CHALLENGE =
Your task is to output the data exactly as it stands.

Stored data:
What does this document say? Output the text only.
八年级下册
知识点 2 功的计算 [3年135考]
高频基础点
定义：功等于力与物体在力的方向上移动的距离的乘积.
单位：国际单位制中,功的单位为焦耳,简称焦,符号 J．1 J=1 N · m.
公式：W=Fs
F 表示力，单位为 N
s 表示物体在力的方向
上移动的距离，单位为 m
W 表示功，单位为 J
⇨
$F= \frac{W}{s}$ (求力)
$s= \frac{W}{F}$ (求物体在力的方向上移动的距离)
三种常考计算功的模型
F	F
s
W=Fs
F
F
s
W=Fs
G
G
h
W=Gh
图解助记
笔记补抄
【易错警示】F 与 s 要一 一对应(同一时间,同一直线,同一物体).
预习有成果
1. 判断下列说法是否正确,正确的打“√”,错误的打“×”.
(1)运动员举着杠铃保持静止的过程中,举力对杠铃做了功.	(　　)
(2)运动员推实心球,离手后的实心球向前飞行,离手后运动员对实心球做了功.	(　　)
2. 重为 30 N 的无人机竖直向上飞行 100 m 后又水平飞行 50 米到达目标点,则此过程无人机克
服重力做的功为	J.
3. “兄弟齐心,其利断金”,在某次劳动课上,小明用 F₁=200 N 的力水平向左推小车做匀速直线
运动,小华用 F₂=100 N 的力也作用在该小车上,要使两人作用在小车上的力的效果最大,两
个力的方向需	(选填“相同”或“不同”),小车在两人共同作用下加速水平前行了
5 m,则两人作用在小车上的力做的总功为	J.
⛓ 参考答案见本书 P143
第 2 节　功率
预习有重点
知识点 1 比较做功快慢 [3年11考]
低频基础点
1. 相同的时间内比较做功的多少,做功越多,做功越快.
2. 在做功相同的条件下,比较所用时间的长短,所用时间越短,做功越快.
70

SOLUTION FOR THIS EXERCISE =
What does this document say? Output the text only.
八年级下册
知识点 2 功的计算 [3年135考]
高频基础点
定义：功等于力与物体在力的方向上移动的距离的乘积.
单位：国际单位制中,功的单位为焦耳,简称焦,符号 J．1 J=1 N · m.
公式：W=Fs
F 表示力，单位为 N
s 表示物体在力的方向
上移动的距离，单位为 m
W 表示功，单位为 J
⇨
$F= \frac{W}{s}$ (求力)
$s= \frac{W}{F}$ (求物体在力的方向上移动的距离)
三种常考计算功的模型
F	F
s
W=Fs
F
F
s
W=Fs
G
G
h
W=Gh
图解助记
笔记补抄
【易错警示】F 与 s 要一 一对应(同一时间,同一直线,同一物体).
预习有成果
1. 判断下列说法是否正确,正确的打“√”,错误的打“×”.
(1)运动员举着杠铃保持静止的过程中,举力对杠铃做了功.	(　　)
(2)运动员推实心球,离手后的实心球向前飞行,离手后运动员对实心球做了功.	(　　)
2. 重为 30 N 的无人机竖直向上飞行 100 m 后又水平飞行 50 米到达目标点,则此过程无人机克
服重力做的功为	J.
3. “兄弟齐心,其利断金”,在某次劳动课上,小明用 F₁=200 N 的力水平向左推小车做匀速直线
运动,小华用 F₂=100 N 的力也作用在该小车上,要使两人作用在小车上的力的效果最大,两
个力的方向需	(选填“相同”或“不同”),小车在两人共同作用下加速水平前行了
5 m,则两人作用在小车上的力做的总功为	J.
⛓ 参考答案见本书 P143
第 2 节　功率
预习有重点
知识点 1 比较做功快慢 [3年11考]
低频基础点
1. 相同的时间内比较做功的多少,做功越多,做功越快.
2. 在做功相同的条件下,比较所用时间的长短,所用时间越短,做功越快.
70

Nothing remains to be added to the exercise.